*TASK BRIEF*
Extend the text on commonly confused words and phrases, beginning after its final sentence.

-- EXCERPTED TEXT follows --

Deep-seeded or Deep-seated
A good word editor will automatically change deep-seeded to deep-seated, which means firmly established. If deep-seeded was actually a word, it might refer to being the 64th seed in a 64-team tournament.
Piece of Mind or Peace of Mind
This is a mash-up of two common phrases. When you are angry, you may give someone a piece of your mind. When you are assured nothing is amiss, you achieve peace of mind.
Sneak Peak or Sneak Peek
Another case of homophonic confusion, Sneak peek means a quick look. Peaks are atop mountains and tend to draw long looks.
For all Intensive Purposes
Nope, it’s for all intents and purposes, which means “for all practical purposes”.
Tongue and Cheek
A tongue-twister for tongue-in-cheek, which refers to a sly joke.
Slight and Sleight
A slight is a snub. A sleight is a deceit, as in sleight of hand.
By in Large
Actually, it’s by and large, meaning “on the whole”.
Principle or Principal
This pair may be the most confusing homophones in the English language. A principle is a fundamental truth or proposition. A principal can be a business leader, an investor or head of a school. It also can refer to money, as in capital before interest.
Affect or Effect
Another common stumper is affect, which to exert influence or make a difference, and effect, which can be used as either a noun or verb to mean a change caused by or causing an action.

-- EXCERPTED TEXT concluded --
-- INFORMATION SUPPLIED follows --

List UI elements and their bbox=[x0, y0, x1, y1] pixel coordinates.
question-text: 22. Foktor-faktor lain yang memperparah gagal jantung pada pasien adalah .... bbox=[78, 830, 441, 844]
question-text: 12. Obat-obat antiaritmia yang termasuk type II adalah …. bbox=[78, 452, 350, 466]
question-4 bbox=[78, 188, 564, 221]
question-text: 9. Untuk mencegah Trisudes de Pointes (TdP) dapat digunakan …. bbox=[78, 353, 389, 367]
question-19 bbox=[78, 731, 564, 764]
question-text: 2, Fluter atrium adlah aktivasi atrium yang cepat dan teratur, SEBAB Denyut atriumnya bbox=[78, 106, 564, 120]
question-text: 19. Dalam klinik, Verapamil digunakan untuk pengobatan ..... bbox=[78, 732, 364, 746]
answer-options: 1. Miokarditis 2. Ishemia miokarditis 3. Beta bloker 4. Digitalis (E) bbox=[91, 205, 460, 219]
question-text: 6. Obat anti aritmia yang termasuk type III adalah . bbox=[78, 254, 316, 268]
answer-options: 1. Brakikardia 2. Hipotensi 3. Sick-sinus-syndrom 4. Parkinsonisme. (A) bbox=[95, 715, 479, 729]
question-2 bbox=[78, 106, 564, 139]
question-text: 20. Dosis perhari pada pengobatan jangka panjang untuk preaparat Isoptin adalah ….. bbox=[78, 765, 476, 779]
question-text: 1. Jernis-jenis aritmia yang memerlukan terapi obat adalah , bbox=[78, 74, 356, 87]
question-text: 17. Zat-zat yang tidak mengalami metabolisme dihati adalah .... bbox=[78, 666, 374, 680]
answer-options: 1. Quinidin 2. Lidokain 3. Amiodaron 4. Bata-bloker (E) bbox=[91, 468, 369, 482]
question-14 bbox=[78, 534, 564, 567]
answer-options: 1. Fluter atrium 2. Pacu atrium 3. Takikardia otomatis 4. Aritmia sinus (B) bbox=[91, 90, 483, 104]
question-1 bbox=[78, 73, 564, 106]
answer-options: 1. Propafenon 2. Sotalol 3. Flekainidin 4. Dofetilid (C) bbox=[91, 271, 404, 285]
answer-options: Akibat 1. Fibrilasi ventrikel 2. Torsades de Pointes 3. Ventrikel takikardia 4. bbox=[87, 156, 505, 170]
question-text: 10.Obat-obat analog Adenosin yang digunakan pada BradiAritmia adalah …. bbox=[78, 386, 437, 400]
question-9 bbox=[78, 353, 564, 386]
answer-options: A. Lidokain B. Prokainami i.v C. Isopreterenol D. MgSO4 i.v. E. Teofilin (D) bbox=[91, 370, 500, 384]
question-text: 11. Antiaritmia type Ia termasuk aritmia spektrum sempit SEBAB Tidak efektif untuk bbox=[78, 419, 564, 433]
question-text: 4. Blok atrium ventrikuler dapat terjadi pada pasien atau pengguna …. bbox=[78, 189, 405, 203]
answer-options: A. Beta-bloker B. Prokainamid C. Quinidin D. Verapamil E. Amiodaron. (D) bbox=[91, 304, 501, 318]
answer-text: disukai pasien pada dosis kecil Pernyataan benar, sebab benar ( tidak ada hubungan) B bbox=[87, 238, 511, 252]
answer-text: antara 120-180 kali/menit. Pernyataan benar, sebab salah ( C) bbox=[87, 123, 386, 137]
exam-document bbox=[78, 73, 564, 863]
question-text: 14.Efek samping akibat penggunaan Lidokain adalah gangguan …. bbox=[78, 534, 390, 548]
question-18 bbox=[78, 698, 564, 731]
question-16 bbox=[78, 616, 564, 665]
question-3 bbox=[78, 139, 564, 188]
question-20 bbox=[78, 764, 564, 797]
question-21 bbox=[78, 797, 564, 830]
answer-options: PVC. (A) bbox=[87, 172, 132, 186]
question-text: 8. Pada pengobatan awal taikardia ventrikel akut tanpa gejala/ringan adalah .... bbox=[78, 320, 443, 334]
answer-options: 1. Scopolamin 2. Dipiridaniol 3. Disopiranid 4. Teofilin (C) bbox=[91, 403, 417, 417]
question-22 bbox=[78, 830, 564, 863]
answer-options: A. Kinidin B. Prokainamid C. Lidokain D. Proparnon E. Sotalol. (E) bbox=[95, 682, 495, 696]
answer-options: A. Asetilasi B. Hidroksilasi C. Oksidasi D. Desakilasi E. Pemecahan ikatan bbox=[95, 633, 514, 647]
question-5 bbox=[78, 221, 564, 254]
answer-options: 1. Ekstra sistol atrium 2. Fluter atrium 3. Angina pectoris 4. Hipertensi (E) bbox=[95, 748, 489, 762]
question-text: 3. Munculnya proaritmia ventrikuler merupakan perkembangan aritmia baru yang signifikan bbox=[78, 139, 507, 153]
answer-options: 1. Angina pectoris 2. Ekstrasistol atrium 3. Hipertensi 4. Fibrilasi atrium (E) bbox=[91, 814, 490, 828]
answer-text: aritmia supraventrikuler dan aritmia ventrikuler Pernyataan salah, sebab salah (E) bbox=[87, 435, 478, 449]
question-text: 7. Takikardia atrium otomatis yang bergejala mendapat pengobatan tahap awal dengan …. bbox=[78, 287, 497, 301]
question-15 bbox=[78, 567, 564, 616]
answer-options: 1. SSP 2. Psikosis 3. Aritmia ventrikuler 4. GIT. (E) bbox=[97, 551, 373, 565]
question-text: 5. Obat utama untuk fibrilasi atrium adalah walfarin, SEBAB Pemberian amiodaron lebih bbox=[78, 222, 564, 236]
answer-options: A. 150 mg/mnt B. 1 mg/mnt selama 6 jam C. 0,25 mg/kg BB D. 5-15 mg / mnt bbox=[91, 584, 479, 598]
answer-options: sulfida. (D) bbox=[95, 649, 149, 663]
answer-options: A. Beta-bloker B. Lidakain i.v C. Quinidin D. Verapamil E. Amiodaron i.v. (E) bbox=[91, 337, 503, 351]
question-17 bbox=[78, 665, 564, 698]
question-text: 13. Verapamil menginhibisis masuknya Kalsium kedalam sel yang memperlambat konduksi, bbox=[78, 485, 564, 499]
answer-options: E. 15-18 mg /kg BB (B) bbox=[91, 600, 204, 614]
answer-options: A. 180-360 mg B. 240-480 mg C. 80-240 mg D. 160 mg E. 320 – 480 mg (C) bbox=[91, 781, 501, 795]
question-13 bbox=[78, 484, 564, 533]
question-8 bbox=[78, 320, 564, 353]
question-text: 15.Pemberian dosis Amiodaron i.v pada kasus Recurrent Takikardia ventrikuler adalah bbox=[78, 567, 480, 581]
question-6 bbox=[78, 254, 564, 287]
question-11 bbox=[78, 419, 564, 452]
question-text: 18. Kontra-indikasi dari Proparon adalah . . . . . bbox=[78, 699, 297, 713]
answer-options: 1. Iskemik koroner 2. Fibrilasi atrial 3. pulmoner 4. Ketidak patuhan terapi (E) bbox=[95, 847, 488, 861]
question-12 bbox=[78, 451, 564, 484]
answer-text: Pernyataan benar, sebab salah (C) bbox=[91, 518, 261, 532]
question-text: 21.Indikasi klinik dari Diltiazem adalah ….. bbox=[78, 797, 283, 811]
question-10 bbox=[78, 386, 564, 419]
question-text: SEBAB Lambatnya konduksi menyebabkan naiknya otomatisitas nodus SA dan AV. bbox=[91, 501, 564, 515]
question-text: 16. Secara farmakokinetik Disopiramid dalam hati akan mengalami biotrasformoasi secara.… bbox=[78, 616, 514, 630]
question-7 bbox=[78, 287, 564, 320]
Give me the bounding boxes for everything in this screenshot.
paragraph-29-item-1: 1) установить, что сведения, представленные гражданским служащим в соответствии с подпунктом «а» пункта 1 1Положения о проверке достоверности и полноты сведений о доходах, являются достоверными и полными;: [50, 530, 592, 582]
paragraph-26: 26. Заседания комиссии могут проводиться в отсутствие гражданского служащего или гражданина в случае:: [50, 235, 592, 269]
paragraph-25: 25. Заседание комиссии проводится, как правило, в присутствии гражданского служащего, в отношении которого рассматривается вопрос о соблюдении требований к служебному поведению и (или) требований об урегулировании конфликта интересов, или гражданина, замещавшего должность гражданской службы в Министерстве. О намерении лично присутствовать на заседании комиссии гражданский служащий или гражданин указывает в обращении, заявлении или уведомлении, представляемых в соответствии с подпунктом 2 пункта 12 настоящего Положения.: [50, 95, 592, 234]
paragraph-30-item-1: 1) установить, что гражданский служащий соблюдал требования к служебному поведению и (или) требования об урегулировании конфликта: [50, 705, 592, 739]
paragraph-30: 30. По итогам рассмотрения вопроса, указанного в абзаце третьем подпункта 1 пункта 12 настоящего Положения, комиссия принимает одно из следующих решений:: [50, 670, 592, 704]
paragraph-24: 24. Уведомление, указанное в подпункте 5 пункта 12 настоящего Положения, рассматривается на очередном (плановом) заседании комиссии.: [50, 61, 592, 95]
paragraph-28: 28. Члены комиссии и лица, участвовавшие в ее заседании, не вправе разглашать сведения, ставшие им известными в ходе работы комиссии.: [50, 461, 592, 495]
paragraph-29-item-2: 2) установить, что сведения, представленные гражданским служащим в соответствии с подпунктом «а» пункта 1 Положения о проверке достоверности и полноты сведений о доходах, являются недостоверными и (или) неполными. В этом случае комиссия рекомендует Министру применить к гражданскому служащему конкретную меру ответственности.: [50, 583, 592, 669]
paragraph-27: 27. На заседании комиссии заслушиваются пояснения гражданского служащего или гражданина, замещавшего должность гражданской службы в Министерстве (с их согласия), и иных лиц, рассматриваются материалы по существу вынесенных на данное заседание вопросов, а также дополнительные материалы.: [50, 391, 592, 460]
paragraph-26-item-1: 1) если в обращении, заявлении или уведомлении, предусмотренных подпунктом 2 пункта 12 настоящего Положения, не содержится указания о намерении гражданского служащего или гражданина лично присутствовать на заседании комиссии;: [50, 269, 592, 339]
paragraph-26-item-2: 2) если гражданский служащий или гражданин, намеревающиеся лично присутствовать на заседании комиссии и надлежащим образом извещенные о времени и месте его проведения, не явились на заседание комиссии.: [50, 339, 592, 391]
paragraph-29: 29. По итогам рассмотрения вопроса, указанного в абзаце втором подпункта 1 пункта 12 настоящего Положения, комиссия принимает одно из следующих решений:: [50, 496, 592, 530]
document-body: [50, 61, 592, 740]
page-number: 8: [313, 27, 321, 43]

-- INFORMATION SUPPLIED concluded --

*SOLVED PROBLEM*
Less or Fewer
This pair of words stumps a lot of people. Fewer should be used when referring to things that can be counted, such as “10 fewer nights of sleep”. Less is the correct reference to smaller amounts of things such as “less time” or “less space”. [This isn’t a modern accommodation, by the way. The use of “less” as described here dates back to the origins of English as a written language 1,000 years ago.]
Adverse or Averse
Adverse means negative news. Averse means something you don’t want to do, which perhaps might result in negative news.
Appraise or Apprise
You appraise the value of property or art. You apprise someone by informing them of the appraised value of their house or the worthless painting they bought at a garage sale.
Begs the Question
The phrase suffers from evolving use that has blurred its original definition – “assumes what it should be proving.” The phrase now is used, apparently with little literary pushback, to mean “obviously leads to the next question”.
Dichotomy, Discrepancy or Disparity
These three words can confound writers who aren’t careful in selecting the right one. A dichotomy refers to two opposite points of view. A discrepancy refers to two things that should be alike but aren’t. A disparity refers to a gap that can be measured.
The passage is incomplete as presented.